• Required task
Write out word for word each line from the one containing "Give me a plain-text" through the close of the listing, including both ends. Pictures do not belong in the copy.

** Start of Dataset records **

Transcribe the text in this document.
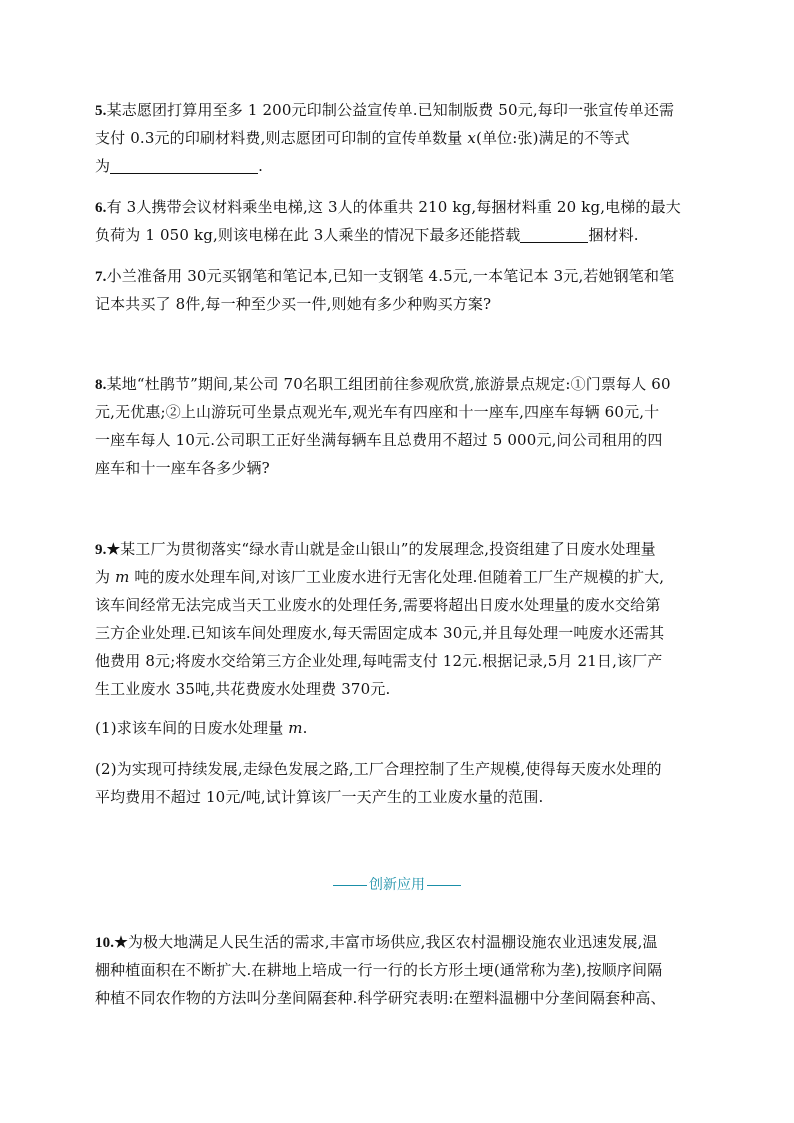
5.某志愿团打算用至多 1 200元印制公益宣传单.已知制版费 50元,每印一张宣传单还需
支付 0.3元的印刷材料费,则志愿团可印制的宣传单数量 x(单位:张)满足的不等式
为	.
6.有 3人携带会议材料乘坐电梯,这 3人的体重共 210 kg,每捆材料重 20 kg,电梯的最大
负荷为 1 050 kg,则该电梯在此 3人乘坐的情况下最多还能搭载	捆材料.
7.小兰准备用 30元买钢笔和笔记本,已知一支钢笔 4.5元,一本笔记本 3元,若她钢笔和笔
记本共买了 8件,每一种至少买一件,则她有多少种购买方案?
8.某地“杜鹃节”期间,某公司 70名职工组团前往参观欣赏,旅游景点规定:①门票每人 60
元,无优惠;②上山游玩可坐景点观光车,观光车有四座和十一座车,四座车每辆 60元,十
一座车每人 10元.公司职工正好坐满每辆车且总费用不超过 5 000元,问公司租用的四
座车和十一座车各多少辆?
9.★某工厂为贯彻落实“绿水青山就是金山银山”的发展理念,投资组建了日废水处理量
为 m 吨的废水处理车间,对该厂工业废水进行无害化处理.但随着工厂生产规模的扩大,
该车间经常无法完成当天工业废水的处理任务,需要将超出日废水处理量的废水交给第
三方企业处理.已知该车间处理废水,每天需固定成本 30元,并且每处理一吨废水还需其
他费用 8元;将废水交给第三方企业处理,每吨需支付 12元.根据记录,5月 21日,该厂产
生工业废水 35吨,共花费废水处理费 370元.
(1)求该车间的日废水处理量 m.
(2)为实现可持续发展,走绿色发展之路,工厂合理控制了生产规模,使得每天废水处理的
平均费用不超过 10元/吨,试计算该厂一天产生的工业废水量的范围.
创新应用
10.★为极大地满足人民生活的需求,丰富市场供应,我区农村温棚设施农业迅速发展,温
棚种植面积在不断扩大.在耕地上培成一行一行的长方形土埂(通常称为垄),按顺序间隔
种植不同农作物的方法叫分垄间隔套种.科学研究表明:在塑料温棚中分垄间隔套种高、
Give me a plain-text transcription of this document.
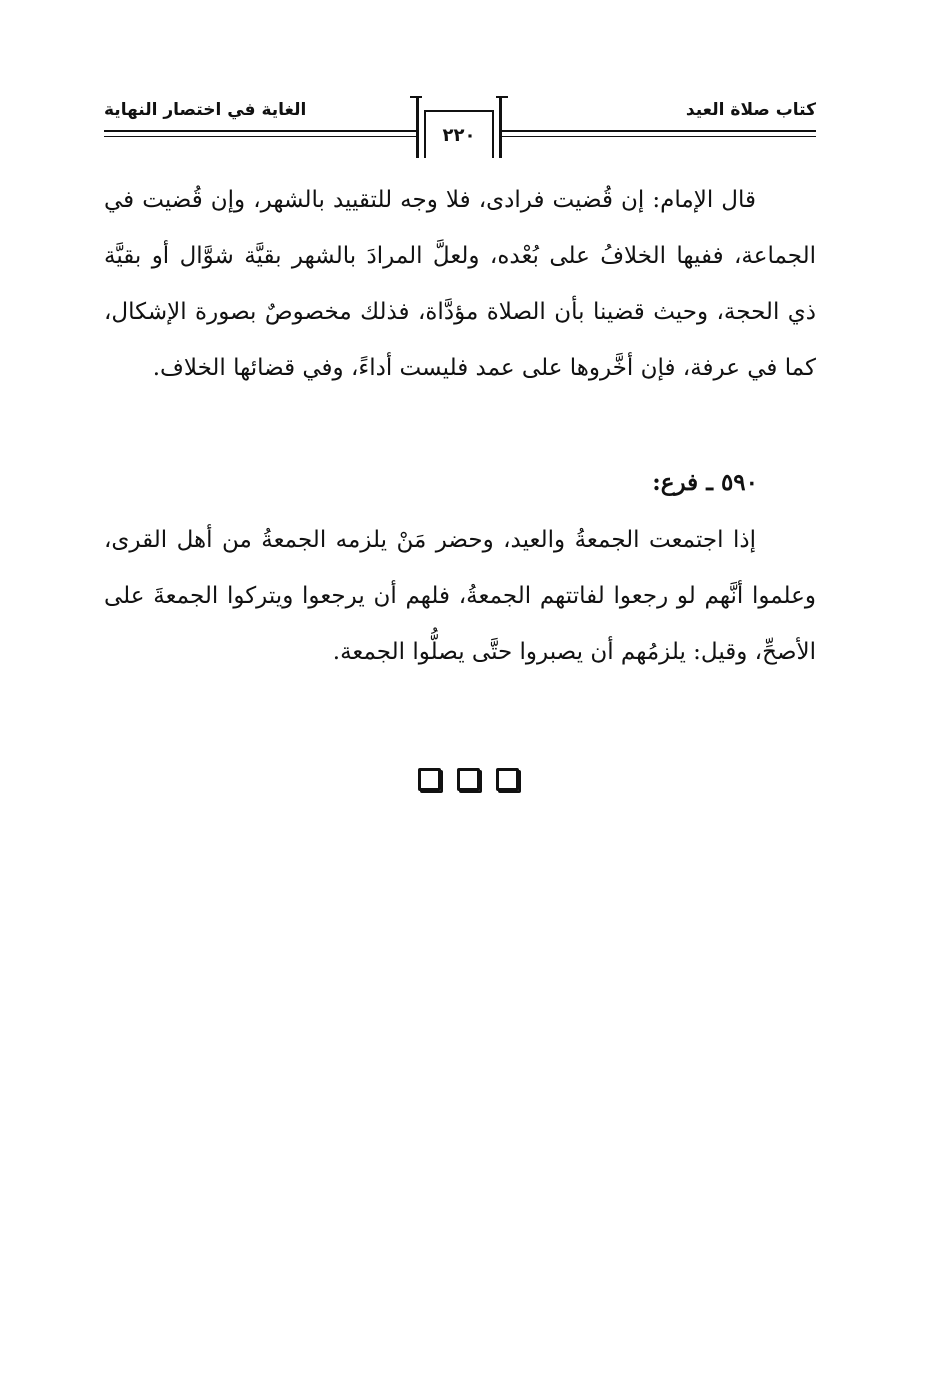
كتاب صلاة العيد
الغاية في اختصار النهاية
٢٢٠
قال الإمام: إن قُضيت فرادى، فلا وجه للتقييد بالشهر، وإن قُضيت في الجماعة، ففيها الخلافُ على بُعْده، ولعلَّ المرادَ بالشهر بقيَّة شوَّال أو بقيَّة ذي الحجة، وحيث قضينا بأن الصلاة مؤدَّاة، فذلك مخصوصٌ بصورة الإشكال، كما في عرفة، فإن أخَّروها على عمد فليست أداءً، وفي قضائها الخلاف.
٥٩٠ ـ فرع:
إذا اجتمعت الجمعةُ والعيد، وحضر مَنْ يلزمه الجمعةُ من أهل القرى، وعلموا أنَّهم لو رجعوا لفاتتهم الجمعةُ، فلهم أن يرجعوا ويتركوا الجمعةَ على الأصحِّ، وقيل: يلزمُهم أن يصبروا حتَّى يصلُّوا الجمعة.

** End of Dataset records **

• Output for this task
Give me a plain-text transcription of this document.
كتاب صلاة العيد
الغاية في اختصار النهاية
٢٢٠
قال الإمام: إن قُضيت فرادى، فلا وجه للتقييد بالشهر، وإن قُضيت في الجماعة، ففيها الخلافُ على بُعْده، ولعلَّ المرادَ بالشهر بقيَّة شوَّال أو بقيَّة ذي الحجة، وحيث قضينا بأن الصلاة مؤدَّاة، فذلك مخصوصٌ بصورة الإشكال، كما في عرفة، فإن أخَّروها على عمد فليست أداءً، وفي قضائها الخلاف.
٥٩٠ ـ فرع:
إذا اجتمعت الجمعةُ والعيد، وحضر مَنْ يلزمه الجمعةُ من أهل القرى، وعلموا أنَّهم لو رجعوا لفاتتهم الجمعةُ، فلهم أن يرجعوا ويتركوا الجمعةَ على الأصحِّ، وقيل: يلزمُهم أن يصبروا حتَّى يصلُّوا الجمعة.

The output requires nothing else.